*Exercise task*:
Transcribe the records below exactly, leaving out any pictures.

>> start

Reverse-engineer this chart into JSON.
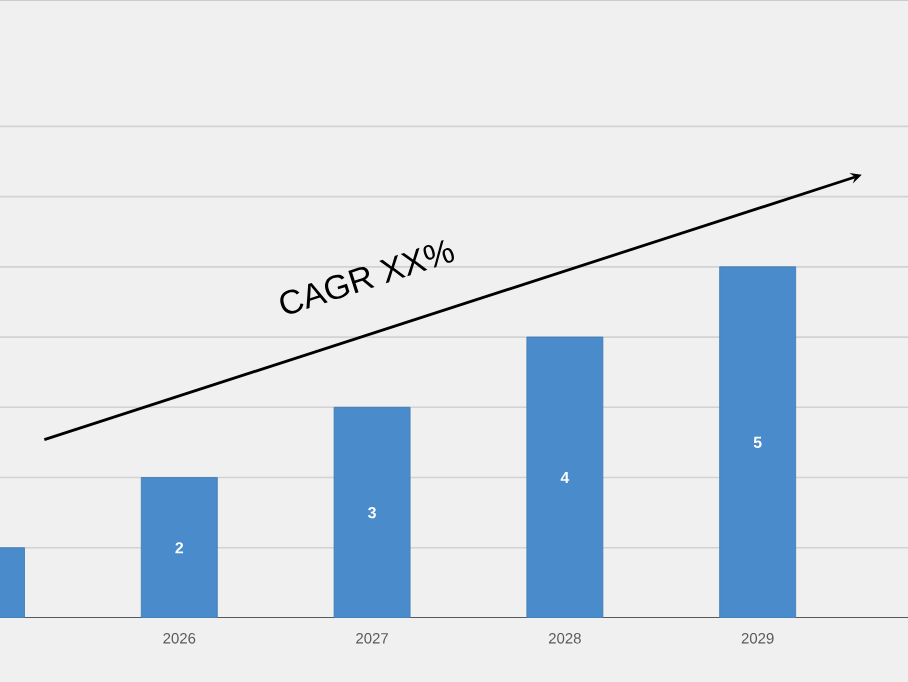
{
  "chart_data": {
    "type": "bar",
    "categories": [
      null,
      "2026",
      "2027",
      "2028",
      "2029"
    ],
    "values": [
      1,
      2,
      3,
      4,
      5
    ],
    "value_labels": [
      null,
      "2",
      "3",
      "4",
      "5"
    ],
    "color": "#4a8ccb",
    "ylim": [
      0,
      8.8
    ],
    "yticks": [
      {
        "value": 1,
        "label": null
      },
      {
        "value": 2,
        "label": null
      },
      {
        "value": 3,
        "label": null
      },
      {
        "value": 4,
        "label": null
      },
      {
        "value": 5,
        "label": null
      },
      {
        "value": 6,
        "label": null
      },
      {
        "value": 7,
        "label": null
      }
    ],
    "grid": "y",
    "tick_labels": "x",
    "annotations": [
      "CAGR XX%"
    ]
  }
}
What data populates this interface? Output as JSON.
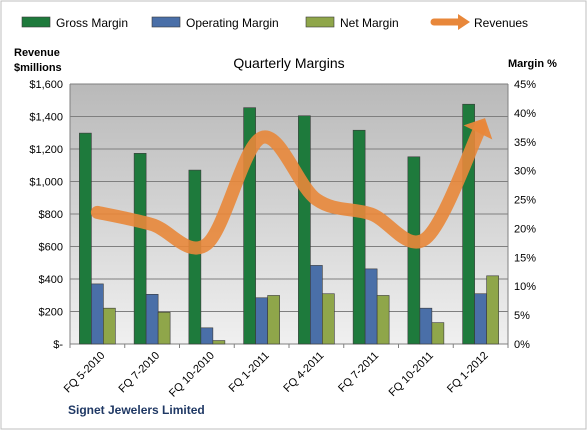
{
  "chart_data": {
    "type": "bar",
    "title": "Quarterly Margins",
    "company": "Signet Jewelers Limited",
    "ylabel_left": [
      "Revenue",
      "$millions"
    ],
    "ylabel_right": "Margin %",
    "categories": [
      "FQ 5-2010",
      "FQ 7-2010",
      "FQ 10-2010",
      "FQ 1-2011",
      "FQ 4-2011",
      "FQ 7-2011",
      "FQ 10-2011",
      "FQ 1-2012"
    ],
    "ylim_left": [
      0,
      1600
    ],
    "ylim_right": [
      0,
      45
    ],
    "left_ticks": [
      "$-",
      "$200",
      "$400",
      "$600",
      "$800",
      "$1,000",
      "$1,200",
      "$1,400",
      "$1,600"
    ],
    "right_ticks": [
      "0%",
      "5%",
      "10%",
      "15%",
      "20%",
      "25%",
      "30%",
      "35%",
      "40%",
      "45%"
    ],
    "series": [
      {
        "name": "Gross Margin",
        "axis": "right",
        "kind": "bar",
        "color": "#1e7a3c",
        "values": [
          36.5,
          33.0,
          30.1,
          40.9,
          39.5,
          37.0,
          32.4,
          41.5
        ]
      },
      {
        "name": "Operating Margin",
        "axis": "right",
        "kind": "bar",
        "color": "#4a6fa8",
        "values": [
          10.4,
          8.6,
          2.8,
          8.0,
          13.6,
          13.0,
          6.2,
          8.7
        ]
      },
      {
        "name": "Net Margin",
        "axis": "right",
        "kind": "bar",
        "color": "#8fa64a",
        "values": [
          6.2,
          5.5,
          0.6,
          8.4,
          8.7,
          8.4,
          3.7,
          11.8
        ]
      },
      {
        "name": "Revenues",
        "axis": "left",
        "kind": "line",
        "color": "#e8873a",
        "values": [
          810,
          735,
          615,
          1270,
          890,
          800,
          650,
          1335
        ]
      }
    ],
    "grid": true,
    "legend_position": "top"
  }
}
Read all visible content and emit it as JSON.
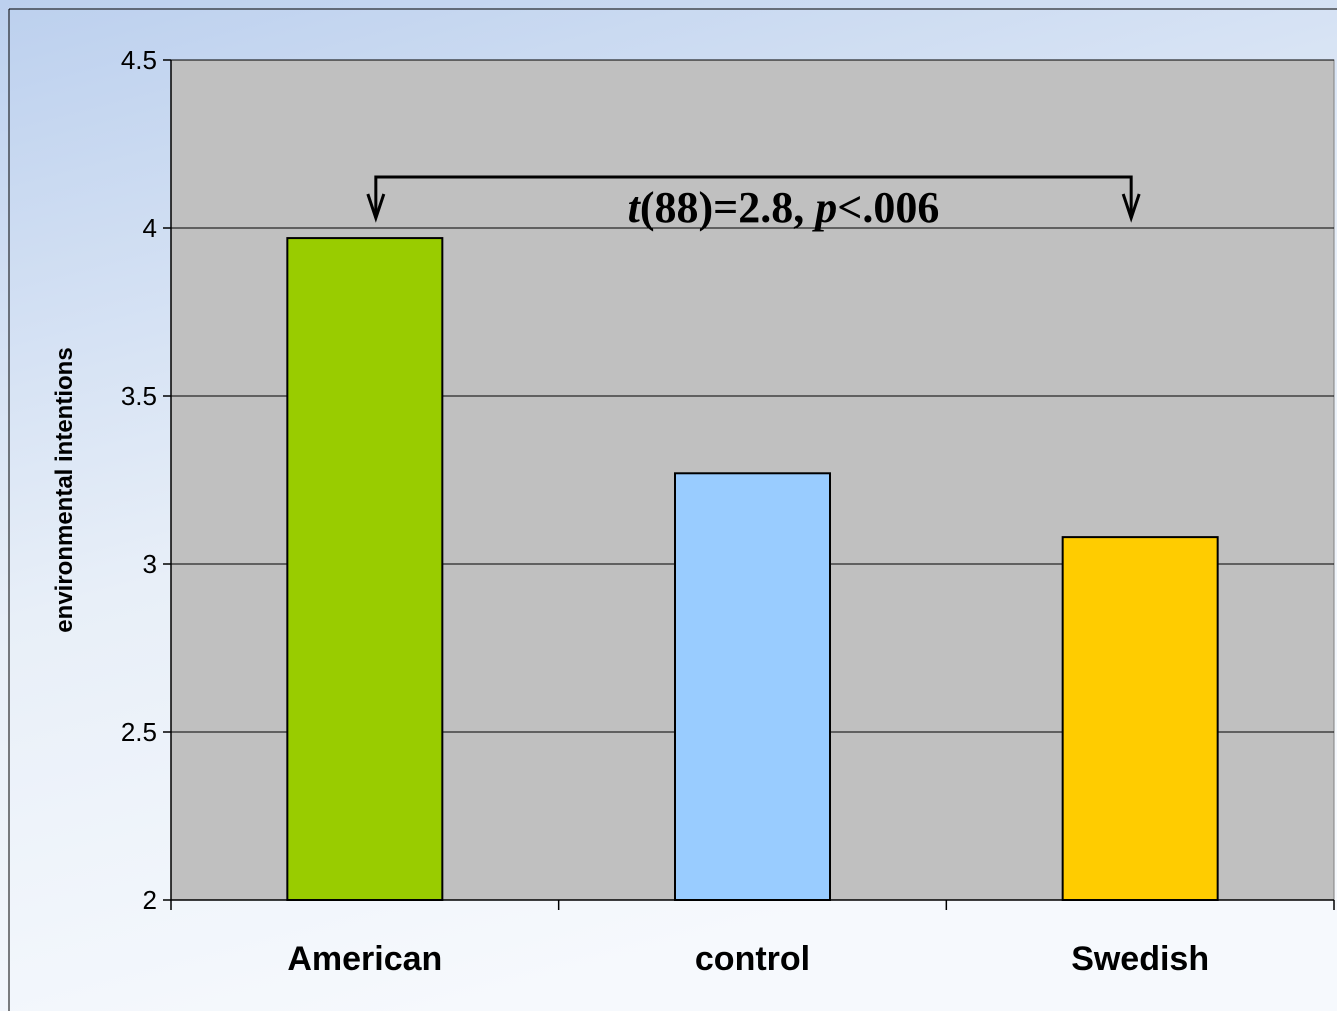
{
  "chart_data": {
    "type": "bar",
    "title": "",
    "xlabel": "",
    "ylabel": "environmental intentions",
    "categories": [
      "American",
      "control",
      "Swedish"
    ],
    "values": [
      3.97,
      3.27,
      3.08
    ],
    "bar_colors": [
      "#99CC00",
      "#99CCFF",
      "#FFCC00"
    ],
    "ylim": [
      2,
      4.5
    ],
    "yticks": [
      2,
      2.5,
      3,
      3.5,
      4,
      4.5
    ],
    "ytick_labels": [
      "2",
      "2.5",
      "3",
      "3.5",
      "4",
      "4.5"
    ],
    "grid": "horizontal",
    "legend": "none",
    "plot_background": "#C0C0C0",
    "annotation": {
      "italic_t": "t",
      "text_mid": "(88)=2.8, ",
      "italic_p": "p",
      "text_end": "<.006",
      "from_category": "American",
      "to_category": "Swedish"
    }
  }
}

>> end

*Exercise result*:
Reverse-engineer this chart into JSON.
{
  "chart_data": {
    "type": "bar",
    "categories": [
      null,
      "2026",
      "2027",
      "2028",
      "2029"
    ],
    "values": [
      1,
      2,
      3,
      4,
      5
    ],
    "value_labels": [
      null,
      "2",
      "3",
      "4",
      "5"
    ],
    "color": "#4a8ccb",
    "ylim": [
      0,
      8.8
    ],
    "yticks": [
      {
        "value": 1,
        "label": null
      },
      {
        "value": 2,
        "label": null
      },
      {
        "value": 3,
        "label": null
      },
      {
        "value": 4,
        "label": null
      },
      {
        "value": 5,
        "label": null
      },
      {
        "value": 6,
        "label": null
      },
      {
        "value": 7,
        "label": null
      }
    ],
    "grid": "y",
    "tick_labels": "x",
    "annotations": [
      "CAGR XX%"
    ]
  }
}
What data populates this interface? Output as JSON.
{
  "chart_data": {
    "type": "bar",
    "title": "Quarterly Margins",
    "company": "Signet Jewelers Limited",
    "ylabel_left": [
      "Revenue",
      "$millions"
    ],
    "ylabel_right": "Margin %",
    "categories": [
      "FQ 5-2010",
      "FQ 7-2010",
      "FQ 10-2010",
      "FQ 1-2011",
      "FQ 4-2011",
      "FQ 7-2011",
      "FQ 10-2011",
      "FQ 1-2012"
    ],
    "ylim_left": [
      0,
      1600
    ],
    "ylim_right": [
      0,
      45
    ],
    "left_ticks": [
      "$-",
      "$200",
      "$400",
      "$600",
      "$800",
      "$1,000",
      "$1,200",
      "$1,400",
      "$1,600"
    ],
    "right_ticks": [
      "0%",
      "5%",
      "10%",
      "15%",
      "20%",
      "25%",
      "30%",
      "35%",
      "40%",
      "45%"
    ],
    "series": [
      {
        "name": "Gross Margin",
        "axis": "right",
        "kind": "bar",
        "color": "#1e7a3c",
        "values": [
          36.5,
          33.0,
          30.1,
          40.9,
          39.5,
          37.0,
          32.4,
          41.5
        ]
      },
      {
        "name": "Operating Margin",
        "axis": "right",
        "kind": "bar",
        "color": "#4a6fa8",
        "values": [
          10.4,
          8.6,
          2.8,
          8.0,
          13.6,
          13.0,
          6.2,
          8.7
        ]
      },
      {
        "name": "Net Margin",
        "axis": "right",
        "kind": "bar",
        "color": "#8fa64a",
        "values": [
          6.2,
          5.5,
          0.6,
          8.4,
          8.7,
          8.4,
          3.7,
          11.8
        ]
      },
      {
        "name": "Revenues",
        "axis": "left",
        "kind": "line",
        "color": "#e8873a",
        "values": [
          810,
          735,
          615,
          1270,
          890,
          800,
          650,
          1335
        ]
      }
    ],
    "grid": true,
    "legend_position": "top"
  }
}
Read all visible content and emit it as JSON.
{
  "chart_data": {
    "type": "bar",
    "title": "",
    "xlabel": "",
    "ylabel": "environmental intentions",
    "categories": [
      "American",
      "control",
      "Swedish"
    ],
    "values": [
      3.97,
      3.27,
      3.08
    ],
    "bar_colors": [
      "#99CC00",
      "#99CCFF",
      "#FFCC00"
    ],
    "ylim": [
      2,
      4.5
    ],
    "yticks": [
      2,
      2.5,
      3,
      3.5,
      4,
      4.5
    ],
    "ytick_labels": [
      "2",
      "2.5",
      "3",
      "3.5",
      "4",
      "4.5"
    ],
    "grid": "horizontal",
    "legend": "none",
    "plot_background": "#C0C0C0",
    "annotation": {
      "italic_t": "t",
      "text_mid": "(88)=2.8, ",
      "italic_p": "p",
      "text_end": "<.006",
      "from_category": "American",
      "to_category": "Swedish"
    }
  }
}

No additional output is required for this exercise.